WHAT IS NEEDED.
Nothing in the data should change when you return it, but leave the pictures out.

SOURCE RECORDS.
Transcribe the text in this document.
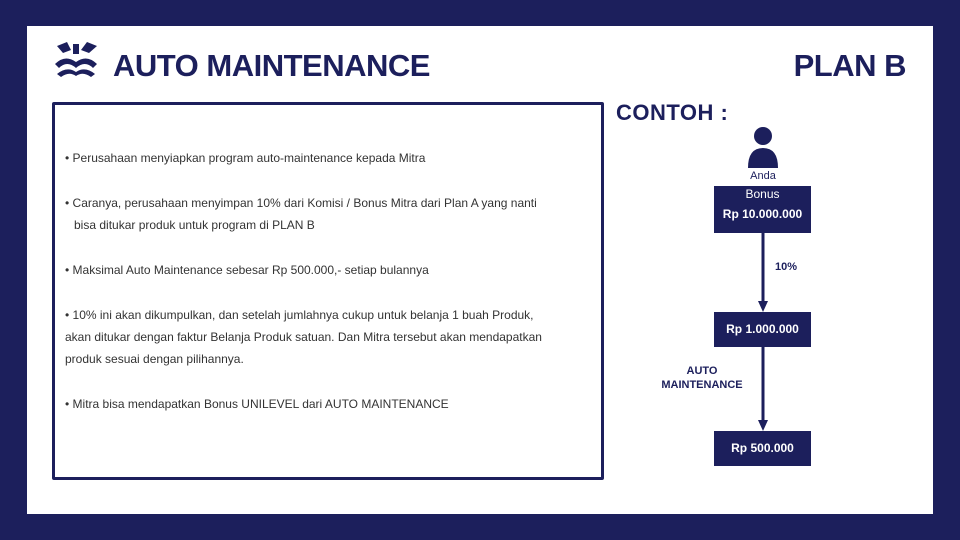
AUTO MAINTENANCE	PLAN B
• Perusahaan menyiapkan program auto-maintenance kepada Mitra
• Caranya, perusahaan menyimpan 10% dari Komisi / Bonus Mitra dari Plan A yang nanti
bisa ditukar produk untuk program di PLAN B
• Maksimal Auto Maintenance sebesar Rp 500.000,- setiap bulannya
• 10% ini akan dikumpulkan, dan setelah jumlahnya cukup untuk belanja 1 buah Produk,
akan ditukar dengan faktur Belanja Produk satuan. Dan Mitra tersebut akan mendapatkan
produk sesuai dengan pilihannya.
• Mitra bisa mendapatkan Bonus UNILEVEL dari AUTO MAINTENANCE
CONTOH :
Anda
Bonus
Rp 10.000.000
10%
Rp 1.000.000
AUTO
MAINTENANCE
Rp 500.000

TASK OUTPUT.
Transcribe the text in this document.
AUTO MAINTENANCE	PLAN B
• Perusahaan menyiapkan program auto-maintenance kepada Mitra
• Caranya, perusahaan menyimpan 10% dari Komisi / Bonus Mitra dari Plan A yang nanti
bisa ditukar produk untuk program di PLAN B
• Maksimal Auto Maintenance sebesar Rp 500.000,- setiap bulannya
• 10% ini akan dikumpulkan, dan setelah jumlahnya cukup untuk belanja 1 buah Produk,
akan ditukar dengan faktur Belanja Produk satuan. Dan Mitra tersebut akan mendapatkan
produk sesuai dengan pilihannya.
• Mitra bisa mendapatkan Bonus UNILEVEL dari AUTO MAINTENANCE
CONTOH :
Anda
Bonus
Rp 10.000.000
10%
Rp 1.000.000
AUTO
MAINTENANCE
Rp 500.000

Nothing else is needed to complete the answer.